State how many lines in the entries below contain "Metro". Write nothing but the number.

> [Data lines]:
===============

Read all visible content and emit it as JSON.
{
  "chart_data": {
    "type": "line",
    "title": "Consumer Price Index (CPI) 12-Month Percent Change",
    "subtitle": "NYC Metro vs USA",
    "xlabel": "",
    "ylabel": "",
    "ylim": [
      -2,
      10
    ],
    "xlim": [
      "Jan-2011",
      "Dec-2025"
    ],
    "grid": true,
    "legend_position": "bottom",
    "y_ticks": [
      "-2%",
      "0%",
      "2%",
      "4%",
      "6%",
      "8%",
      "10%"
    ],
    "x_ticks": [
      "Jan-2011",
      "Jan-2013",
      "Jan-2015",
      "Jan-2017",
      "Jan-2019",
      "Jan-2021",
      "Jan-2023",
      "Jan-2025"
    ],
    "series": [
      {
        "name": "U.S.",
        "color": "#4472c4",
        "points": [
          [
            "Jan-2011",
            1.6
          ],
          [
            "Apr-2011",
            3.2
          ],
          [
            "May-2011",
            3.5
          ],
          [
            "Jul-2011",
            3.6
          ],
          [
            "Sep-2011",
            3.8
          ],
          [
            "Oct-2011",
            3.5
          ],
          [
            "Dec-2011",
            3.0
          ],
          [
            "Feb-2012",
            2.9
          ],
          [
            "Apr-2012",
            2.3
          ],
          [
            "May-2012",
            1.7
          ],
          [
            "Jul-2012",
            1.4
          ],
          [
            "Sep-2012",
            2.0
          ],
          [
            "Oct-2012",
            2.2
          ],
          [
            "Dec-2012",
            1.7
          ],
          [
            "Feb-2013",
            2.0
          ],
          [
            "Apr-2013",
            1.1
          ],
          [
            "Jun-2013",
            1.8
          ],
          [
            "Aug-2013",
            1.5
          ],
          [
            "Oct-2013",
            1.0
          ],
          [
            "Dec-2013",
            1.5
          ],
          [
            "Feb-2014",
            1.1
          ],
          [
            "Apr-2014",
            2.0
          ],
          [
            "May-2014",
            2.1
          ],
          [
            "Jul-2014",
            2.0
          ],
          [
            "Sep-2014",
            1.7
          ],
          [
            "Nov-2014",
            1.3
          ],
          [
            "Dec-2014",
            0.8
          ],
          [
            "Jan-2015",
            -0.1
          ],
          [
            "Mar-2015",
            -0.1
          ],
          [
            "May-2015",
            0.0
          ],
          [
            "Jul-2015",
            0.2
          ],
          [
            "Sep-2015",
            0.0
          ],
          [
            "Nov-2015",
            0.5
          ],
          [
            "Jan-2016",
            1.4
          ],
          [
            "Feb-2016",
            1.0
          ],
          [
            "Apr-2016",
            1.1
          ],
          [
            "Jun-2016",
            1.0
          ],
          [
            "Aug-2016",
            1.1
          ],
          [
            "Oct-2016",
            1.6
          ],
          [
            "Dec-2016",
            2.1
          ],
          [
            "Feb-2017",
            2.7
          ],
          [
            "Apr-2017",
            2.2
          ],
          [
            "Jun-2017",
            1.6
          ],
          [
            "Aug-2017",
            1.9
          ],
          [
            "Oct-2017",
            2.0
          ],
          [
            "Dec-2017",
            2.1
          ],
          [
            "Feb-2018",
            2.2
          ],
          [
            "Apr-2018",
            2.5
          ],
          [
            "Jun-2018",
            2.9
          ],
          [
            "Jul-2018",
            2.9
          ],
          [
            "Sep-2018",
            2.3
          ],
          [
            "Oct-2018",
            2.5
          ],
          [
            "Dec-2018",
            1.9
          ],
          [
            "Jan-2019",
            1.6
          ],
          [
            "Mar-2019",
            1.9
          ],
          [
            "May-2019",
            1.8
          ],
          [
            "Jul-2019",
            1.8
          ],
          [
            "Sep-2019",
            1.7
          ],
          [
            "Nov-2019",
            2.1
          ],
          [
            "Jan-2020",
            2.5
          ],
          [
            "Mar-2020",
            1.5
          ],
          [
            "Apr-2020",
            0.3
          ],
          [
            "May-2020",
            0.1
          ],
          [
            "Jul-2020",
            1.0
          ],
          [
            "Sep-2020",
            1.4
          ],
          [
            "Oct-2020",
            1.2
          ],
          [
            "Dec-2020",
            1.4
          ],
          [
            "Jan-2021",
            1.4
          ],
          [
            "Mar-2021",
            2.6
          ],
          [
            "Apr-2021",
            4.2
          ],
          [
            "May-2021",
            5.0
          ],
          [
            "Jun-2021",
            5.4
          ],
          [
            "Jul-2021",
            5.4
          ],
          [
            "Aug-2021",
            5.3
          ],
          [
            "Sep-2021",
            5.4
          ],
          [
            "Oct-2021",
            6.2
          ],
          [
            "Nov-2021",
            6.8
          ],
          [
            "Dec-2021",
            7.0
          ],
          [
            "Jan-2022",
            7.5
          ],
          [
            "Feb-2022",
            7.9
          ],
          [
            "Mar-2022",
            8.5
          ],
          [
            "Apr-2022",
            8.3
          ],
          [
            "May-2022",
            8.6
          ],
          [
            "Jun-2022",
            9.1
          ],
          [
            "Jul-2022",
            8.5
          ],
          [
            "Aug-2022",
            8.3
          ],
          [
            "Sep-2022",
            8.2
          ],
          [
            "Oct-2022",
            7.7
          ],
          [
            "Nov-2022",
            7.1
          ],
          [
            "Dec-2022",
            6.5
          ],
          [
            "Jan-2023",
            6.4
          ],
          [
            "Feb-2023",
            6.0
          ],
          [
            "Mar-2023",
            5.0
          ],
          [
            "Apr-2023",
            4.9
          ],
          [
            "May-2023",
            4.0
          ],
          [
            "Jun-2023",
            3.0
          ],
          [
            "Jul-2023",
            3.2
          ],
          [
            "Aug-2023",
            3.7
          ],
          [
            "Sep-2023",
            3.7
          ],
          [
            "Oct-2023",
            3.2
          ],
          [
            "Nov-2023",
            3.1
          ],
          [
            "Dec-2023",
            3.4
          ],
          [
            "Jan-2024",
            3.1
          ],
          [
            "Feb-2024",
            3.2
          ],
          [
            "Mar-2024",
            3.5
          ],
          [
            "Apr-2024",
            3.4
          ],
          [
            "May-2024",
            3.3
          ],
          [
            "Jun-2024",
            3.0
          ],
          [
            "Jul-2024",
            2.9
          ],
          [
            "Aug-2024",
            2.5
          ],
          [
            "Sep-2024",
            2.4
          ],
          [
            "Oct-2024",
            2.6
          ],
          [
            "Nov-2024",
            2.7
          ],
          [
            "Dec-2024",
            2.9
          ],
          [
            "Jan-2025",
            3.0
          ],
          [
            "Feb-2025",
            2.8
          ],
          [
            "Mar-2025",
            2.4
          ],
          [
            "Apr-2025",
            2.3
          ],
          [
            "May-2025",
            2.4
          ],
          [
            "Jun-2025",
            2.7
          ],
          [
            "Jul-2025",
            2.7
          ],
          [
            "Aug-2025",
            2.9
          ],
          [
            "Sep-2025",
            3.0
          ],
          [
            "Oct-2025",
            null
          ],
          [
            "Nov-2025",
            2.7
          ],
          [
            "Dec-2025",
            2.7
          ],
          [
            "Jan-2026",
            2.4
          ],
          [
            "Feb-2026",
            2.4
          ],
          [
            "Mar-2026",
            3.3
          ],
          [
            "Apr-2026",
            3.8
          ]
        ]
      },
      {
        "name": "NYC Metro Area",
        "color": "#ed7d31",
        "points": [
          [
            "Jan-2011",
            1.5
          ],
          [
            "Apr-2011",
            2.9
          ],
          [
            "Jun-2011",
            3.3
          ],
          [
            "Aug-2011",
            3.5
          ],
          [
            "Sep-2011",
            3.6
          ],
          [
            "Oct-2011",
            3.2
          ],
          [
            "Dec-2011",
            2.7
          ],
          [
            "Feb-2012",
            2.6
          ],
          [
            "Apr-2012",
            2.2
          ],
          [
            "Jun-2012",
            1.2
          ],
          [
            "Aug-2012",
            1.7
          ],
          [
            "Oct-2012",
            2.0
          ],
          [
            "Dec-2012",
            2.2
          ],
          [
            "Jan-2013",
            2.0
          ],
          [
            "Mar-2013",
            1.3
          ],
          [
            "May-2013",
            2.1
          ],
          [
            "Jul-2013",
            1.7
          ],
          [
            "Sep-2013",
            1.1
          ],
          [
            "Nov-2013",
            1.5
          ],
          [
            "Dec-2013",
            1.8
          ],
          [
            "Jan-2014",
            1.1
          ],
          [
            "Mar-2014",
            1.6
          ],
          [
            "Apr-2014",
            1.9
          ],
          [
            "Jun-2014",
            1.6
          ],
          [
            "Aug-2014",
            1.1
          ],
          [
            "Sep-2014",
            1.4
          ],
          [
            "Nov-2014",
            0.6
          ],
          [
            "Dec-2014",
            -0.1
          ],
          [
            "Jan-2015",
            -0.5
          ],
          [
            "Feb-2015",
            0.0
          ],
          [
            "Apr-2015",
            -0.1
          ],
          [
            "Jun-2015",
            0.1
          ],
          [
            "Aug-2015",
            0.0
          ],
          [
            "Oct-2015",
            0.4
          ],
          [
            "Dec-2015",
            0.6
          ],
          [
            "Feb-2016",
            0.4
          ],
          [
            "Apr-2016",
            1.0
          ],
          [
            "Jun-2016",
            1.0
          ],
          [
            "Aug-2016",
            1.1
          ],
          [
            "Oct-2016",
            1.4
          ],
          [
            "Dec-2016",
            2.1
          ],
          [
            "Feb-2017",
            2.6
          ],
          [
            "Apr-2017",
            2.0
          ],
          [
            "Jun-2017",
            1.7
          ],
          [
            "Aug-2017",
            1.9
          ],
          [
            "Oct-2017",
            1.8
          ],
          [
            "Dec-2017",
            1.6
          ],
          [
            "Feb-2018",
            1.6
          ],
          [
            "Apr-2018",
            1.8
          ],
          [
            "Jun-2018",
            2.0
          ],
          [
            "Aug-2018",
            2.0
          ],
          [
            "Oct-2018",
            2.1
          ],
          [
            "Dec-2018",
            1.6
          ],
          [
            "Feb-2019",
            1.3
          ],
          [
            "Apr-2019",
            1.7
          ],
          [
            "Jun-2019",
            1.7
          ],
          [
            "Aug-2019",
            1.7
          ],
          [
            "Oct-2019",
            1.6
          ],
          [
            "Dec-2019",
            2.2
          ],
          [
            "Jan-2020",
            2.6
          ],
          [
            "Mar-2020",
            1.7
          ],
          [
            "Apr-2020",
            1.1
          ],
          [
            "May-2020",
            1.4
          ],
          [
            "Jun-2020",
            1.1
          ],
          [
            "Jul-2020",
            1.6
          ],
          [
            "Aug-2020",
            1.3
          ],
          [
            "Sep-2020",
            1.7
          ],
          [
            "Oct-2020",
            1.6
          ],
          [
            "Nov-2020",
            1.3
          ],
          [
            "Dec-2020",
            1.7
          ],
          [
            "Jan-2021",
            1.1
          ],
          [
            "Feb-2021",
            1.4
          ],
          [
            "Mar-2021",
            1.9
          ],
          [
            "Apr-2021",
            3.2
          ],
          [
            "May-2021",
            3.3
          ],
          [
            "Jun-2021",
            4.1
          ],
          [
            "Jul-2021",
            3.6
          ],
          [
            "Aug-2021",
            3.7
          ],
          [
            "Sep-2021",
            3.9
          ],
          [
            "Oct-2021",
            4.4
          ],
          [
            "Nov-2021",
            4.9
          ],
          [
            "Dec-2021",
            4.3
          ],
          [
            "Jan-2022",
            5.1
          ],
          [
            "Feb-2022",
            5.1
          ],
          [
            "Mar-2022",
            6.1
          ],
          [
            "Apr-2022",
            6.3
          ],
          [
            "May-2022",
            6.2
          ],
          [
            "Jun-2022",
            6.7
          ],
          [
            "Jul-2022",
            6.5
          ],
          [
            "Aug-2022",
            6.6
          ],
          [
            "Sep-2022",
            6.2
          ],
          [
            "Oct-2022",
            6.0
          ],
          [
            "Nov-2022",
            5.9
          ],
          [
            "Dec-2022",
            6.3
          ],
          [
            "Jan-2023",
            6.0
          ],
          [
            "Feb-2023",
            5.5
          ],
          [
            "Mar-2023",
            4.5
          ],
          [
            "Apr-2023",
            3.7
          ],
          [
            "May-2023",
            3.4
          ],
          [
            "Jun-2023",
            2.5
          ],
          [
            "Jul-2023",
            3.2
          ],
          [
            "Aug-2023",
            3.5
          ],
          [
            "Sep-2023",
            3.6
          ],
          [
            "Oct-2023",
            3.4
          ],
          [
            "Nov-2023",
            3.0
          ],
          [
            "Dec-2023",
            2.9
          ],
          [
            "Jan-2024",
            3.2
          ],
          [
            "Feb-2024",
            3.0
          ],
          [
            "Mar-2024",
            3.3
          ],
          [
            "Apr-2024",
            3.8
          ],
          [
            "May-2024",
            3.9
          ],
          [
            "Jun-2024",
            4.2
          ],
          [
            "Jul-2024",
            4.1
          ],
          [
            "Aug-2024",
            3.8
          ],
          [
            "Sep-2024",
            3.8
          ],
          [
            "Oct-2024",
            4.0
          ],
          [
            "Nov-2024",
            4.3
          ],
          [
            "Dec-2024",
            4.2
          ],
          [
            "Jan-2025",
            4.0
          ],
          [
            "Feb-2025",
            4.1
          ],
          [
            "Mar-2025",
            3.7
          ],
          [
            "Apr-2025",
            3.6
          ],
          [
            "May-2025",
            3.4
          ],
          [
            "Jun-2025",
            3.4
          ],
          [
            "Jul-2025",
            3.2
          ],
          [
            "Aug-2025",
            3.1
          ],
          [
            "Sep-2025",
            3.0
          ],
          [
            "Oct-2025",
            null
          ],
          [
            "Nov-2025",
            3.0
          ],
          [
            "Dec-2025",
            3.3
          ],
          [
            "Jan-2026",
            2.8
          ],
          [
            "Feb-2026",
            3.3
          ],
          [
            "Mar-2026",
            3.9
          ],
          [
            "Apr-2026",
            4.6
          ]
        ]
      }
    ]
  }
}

===============

> [Reply to the task]: 2